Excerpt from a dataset
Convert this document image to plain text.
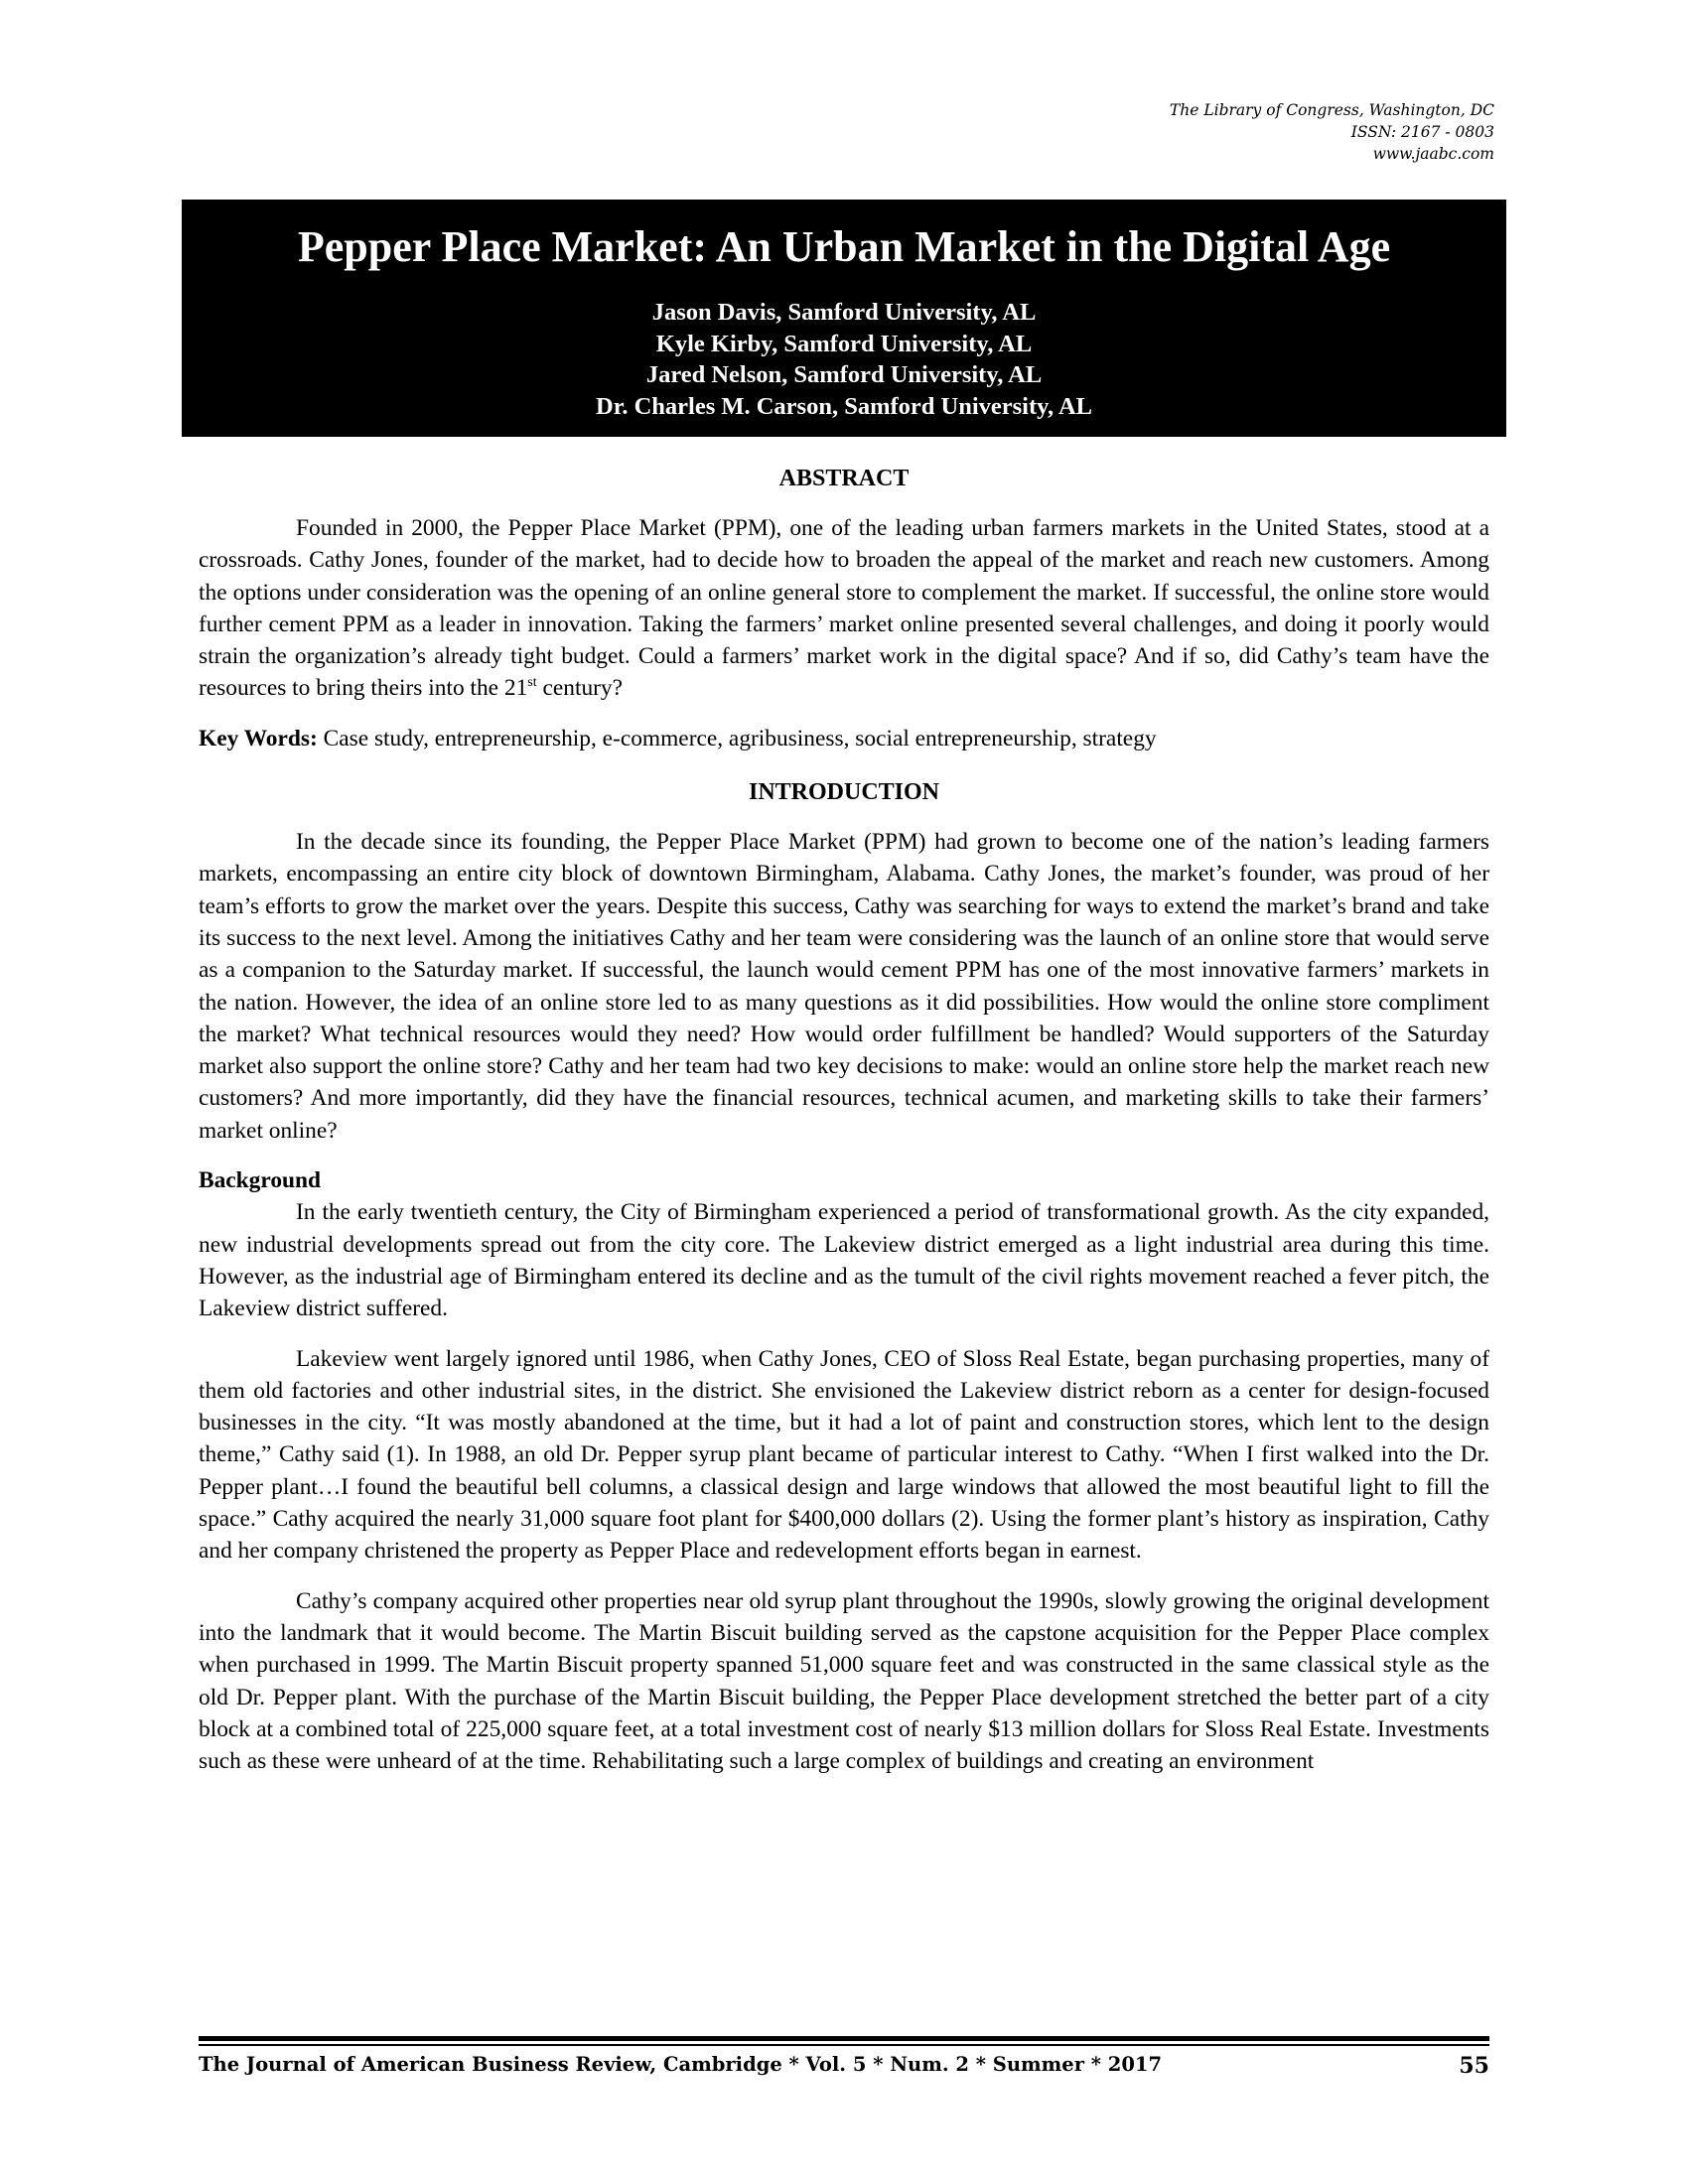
The Library of Congress, Washington, DC
ISSN: 2167 - 0803
www.jaabc.com
Pepper Place Market: An Urban Market in the Digital Age
Jason Davis, Samford University, AL
Kyle Kirby, Samford University, AL
Jared Nelson, Samford University, AL
Dr. Charles M. Carson, Samford University, AL

ABSTRACT

Founded in 2000, the Pepper Place Market (PPM), one of the leading urban farmers markets in the United States, stood at a crossroads. Cathy Jones, founder of the market, had to decide how to broaden the appeal of the market and reach new customers. Among the options under consideration was the opening of an online general store to complement the market. If successful, the online store would further cement PPM as a leader in innovation. Taking the farmers’ market online presented several challenges, and doing it poorly would strain the organization’s already tight budget. Could a farmers’ market work in the digital space? And if so, did Cathy’s team have the resources to bring theirs into the 21st century?

Key Words: Case study, entrepreneurship, e-commerce, agribusiness, social entrepreneurship, strategy

INTRODUCTION

In the decade since its founding, the Pepper Place Market (PPM) had grown to become one of the nation’s leading farmers markets, encompassing an entire city block of downtown Birmingham, Alabama. Cathy Jones, the market’s founder, was proud of her team’s efforts to grow the market over the years. Despite this success, Cathy was searching for ways to extend the market’s brand and take its success to the next level. Among the initiatives Cathy and her team were considering was the launch of an online store that would serve as a companion to the Saturday market. If successful, the launch would cement PPM has one of the most innovative farmers’ markets in the nation. However, the idea of an online store led to as many questions as it did possibilities. How would the online store compliment the market? What technical resources would they need? How would order fulfillment be handled? Would supporters of the Saturday market also support the online store? Cathy and her team had two key decisions to make: would an online store help the market reach new customers? And more importantly, did they have the financial resources, technical acumen, and marketing skills to take their farmers’ market online?

Background

In the early twentieth century, the City of Birmingham experienced a period of transformational growth. As the city expanded, new industrial developments spread out from the city core. The Lakeview district emerged as a light industrial area during this time. However, as the industrial age of Birmingham entered its decline and as the tumult of the civil rights movement reached a fever pitch, the Lakeview district suffered.

Lakeview went largely ignored until 1986, when Cathy Jones, CEO of Sloss Real Estate, began purchasing properties, many of them old factories and other industrial sites, in the district. She envisioned the Lakeview district reborn as a center for design-focused businesses in the city. “It was mostly abandoned at the time, but it had a lot of paint and construction stores, which lent to the design theme,” Cathy said (1). In 1988, an old Dr. Pepper syrup plant became of particular interest to Cathy. “When I first walked into the Dr. Pepper plant…I found the beautiful bell columns, a classical design and large windows that allowed the most beautiful light to fill the space.” Cathy acquired the nearly 31,000 square foot plant for $400,000 dollars (2). Using the former plant’s history as inspiration, Cathy and her company christened the property as Pepper Place and redevelopment efforts began in earnest.

Cathy’s company acquired other properties near old syrup plant throughout the 1990s, slowly growing the original development into the landmark that it would become. The Martin Biscuit building served as the capstone acquisition for the Pepper Place complex when purchased in 1999. The Martin Biscuit property spanned 51,000 square feet and was constructed in the same classical style as the old Dr. Pepper plant. With the purchase of the Martin Biscuit building, the Pepper Place development stretched the better part of a city block at a combined total of 225,000 square feet, at a total investment cost of nearly $13 million dollars for Sloss Real Estate. Investments such as these were unheard of at the time. Rehabilitating such a large complex of buildings and creating an environment

The Journal of American Business Review, Cambridge * Vol. 5 * Num. 2 * Summer * 2017	55
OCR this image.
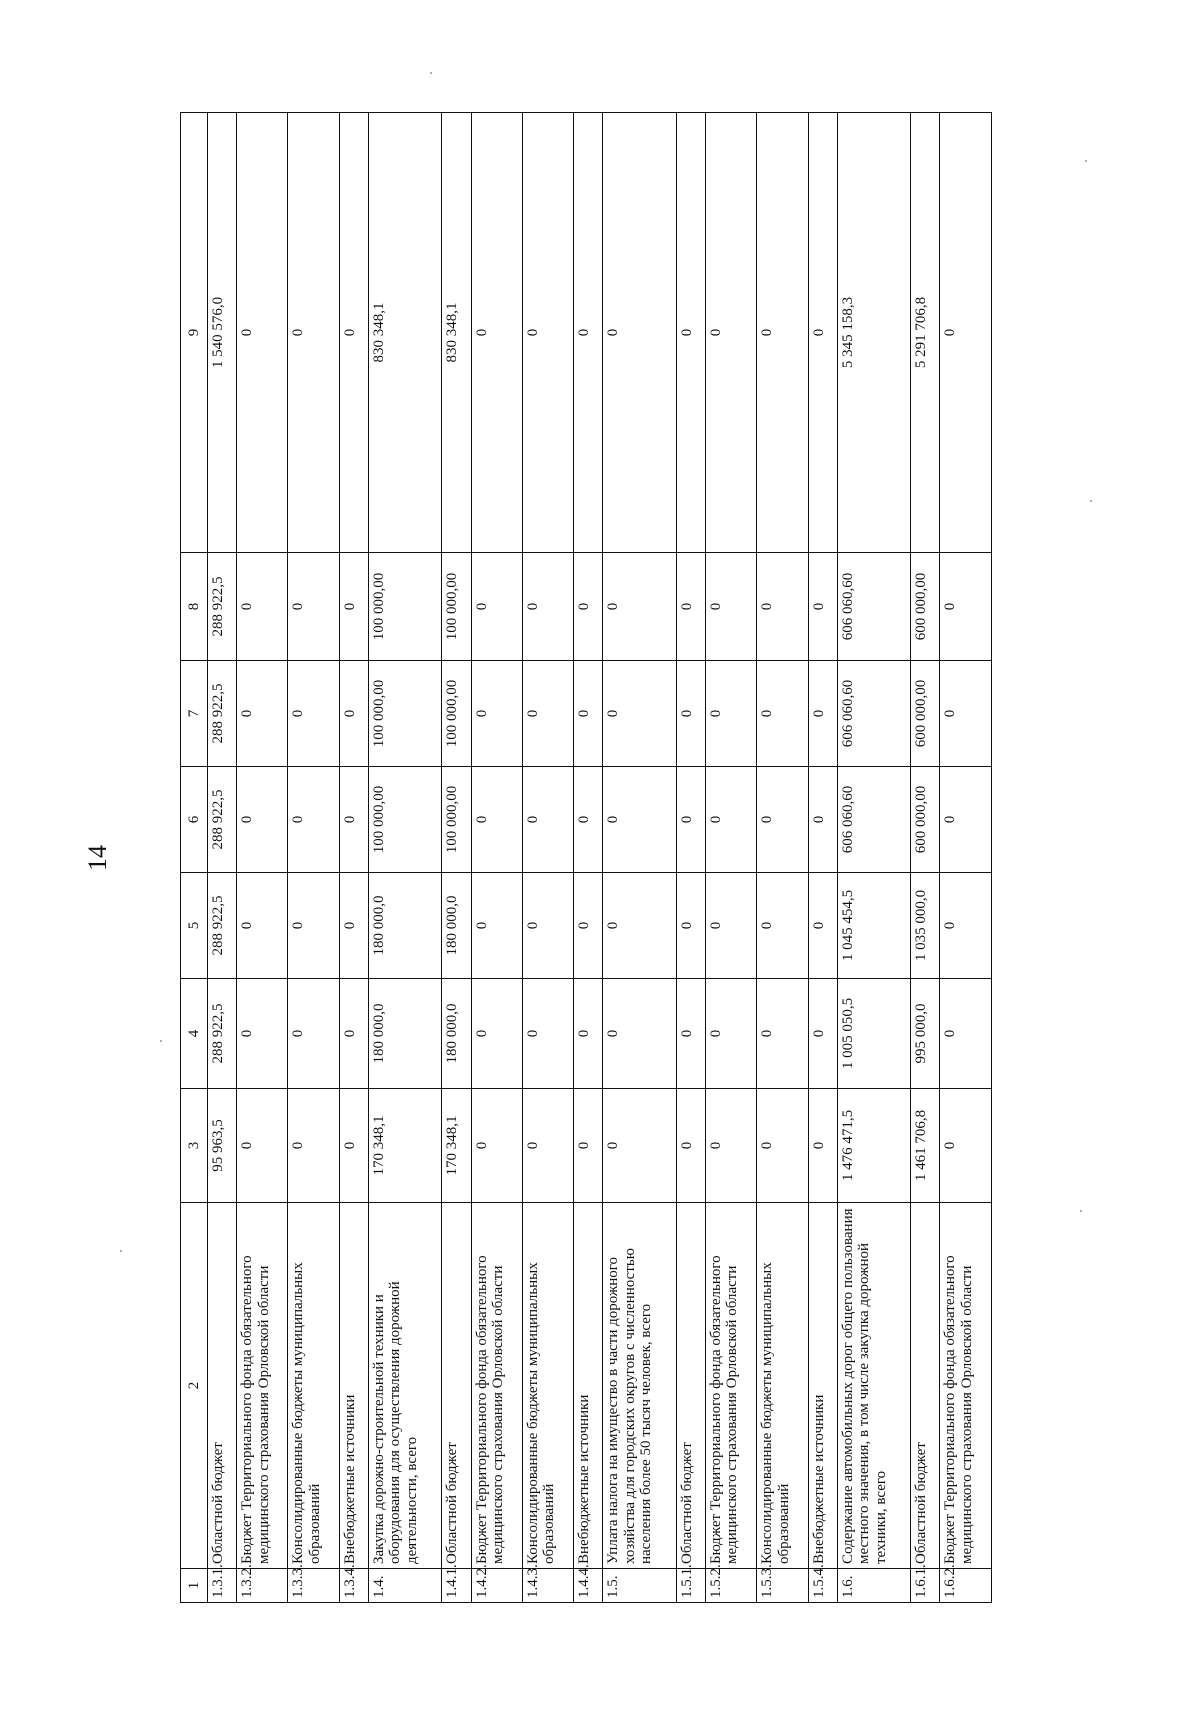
14
1	2	3	4	5	6	7	8	9
1.3.1.	Областной бюджет	95 963,5	288 922,5	288 922,5	288 922,5	288 922,5	288 922,5	1 540 576,0
1.3.2.	Бюджет Территориального фонда обязательного медицинского страхования Орловской области	0	0	0	0	0	0	0
1.3.3.	Консолидированные бюджеты муниципальных образований	0	0	0	0	0	0	0
1.3.4.	Внебюджетные источники	0	0	0	0	0	0	0
1.4.	Закупка дорожно-строительной техники и оборудования для осуществления дорожной деятельности, всего	170 348,1	180 000,0	180 000,0	100 000,00	100 000,00	100 000,00	830 348,1
1.4.1.	Областной бюджет	170 348,1	180 000,0	180 000,0	100 000,00	100 000,00	100 000,00	830 348,1
1.4.2.	Бюджет Территориального фонда обязательного медицинского страхования Орловской области	0	0	0	0	0	0	0
1.4.3.	Консолидированные бюджеты муниципальных образований	0	0	0	0	0	0	0
1.4.4.	Внебюджетные источники	0	0	0	0	0	0	0
1.5.	Уплата налога на имущество в части дорожного хозяйства для городских округов с численностью населения более 50 тысяч человек, всего	0	0	0	0	0	0	0
1.5.1.	Областной бюджет	0	0	0	0	0	0	0
1.5.2.	Бюджет Территориального фонда обязательного медицинского страхования Орловской области	0	0	0	0	0	0	0
1.5.3.	Консолидированные бюджеты муниципальных образований	0	0	0	0	0	0	0
1.5.4.	Внебюджетные источники	0	0	0	0	0	0	0
1.6.	Содержание автомобильных дорог общего пользования местного значения, в том числе закупка дорожной техники, всего	1 476 471,5	1 005 050,5	1 045 454,5	606 060,60	606 060,60	606 060,60	5 345 158,3
1.6.1.	Областной бюджет	1 461 706,8	995 000,0	1 035 000,0	600 000,00	600 000,00	600 000,00	5 291 706,8
1.6.2.	Бюджет Территориального фонда обязательного медицинского страхования Орловской области	0	0	0	0	0	0	0
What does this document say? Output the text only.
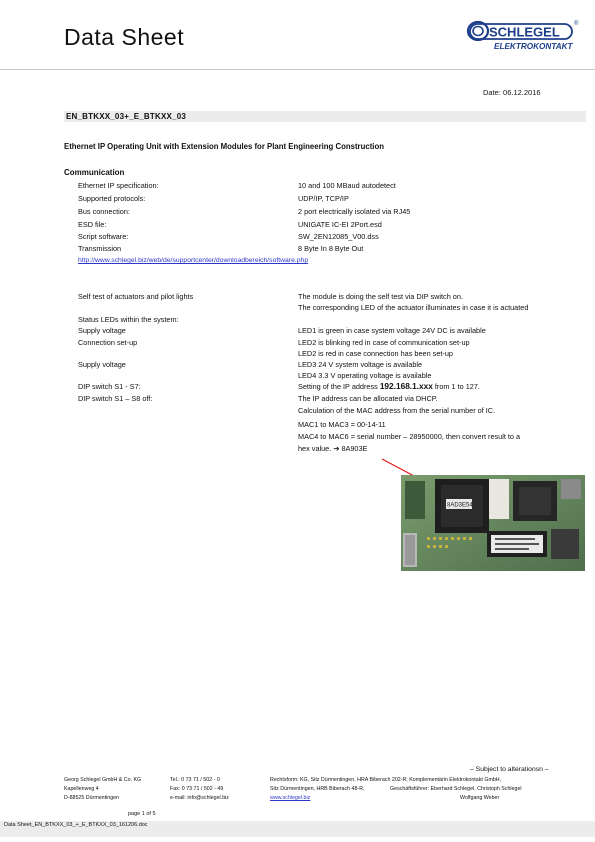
Data Sheet	SCHLEGEL
®
ELEKTROKONTAKT
Date: 06.12.2016
EN_BTKXX_03+_E_BTKXX_03
Ethernet IP Operating Unit with Extension Modules for Plant Engineering Construction
Communication
Ethernet IP specification:	10 and 100 MBaud autodetect
Supported protocols:	UDP/IP, TCP/IP
Bus connection:	2 port electrically isolated via RJ45
ESD file:	UNIGATE IC-EI 2Port.esd
Script software:	SW_2EN12085_V00.dss
Transmission	8 Byte In 8 Byte Out
http://www.schlegel.biz/web/de/supportcenter/downloadbereich/software.php
Self test of actuators and pilot lights	The module is doing the self test via DIP switch on.
The corresponding LED of the actuator illuminates in case it is actuated
Status LEDs within the system:
Supply voltage	LED1 is green in case system voltage 24V DC is available
Connection set-up	LED2 is blinking red in case of communication set-up
LED2 is red in case connection has been set-up
Supply voltage	LED3 24 V system voltage is available
LED4 3.3 V operating voltage is available
DIP switch S1 - S7:	Setting of the IP address 192.168.1.xxx from 1 to 127.
DIP switch S1 – S8 off:	The IP address can be allocated via DHCP.
Calculation of the MAC address from the serial number of IC.
MAC1 to MAC3 = 00-14-11
MAC4 to MAC6 = serial number – 28950000, then convert result to a
hex value. ➔ 8A903E
8AD3E54
– Subject to alterationsn –
Georg Schlegel GmbH & Co. KG
Kapellenweg 4
D-88525 Dürmentingen
Tel.: 0 73 71 / 502 - 0
Fax: 0 73 71 / 502 - 49
e-mail: info@schlegel.biz
Rechtsform: KG, Sitz Dürmentingen, HRA Biberach 202-R; Komplementärin Elektrokontakt GmbH,
Sitz Dürmentingen, HRB Biberach 48-R,
www.schlegel.biz
Geschäftsführer: Eberhard Schlegel, Christoph Schlegel
Wolfgang Weber
page 1 of 5
Data Sheet_EN_BTKXX_03_+_E_BTKXX_03_161206.doc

STATED TASK: Go through the records and copy each line with "фонда" in it.

TASK RESULT:
1.3.2.	Бюджет Территориального фонда обязательного медицинского страхования Орловской области	0	0	0	0	0	0	0
1.4.2.	Бюджет Территориального фонда обязательного медицинского страхования Орловской области	0	0	0	0	0	0	0
1.5.2.	Бюджет Территориального фонда обязательного медицинского страхования Орловской области	0	0	0	0	0	0	0
1.6.2.	Бюджет Территориального фонда обязательного медицинского страхования Орловской области	0	0	0	0	0	0	0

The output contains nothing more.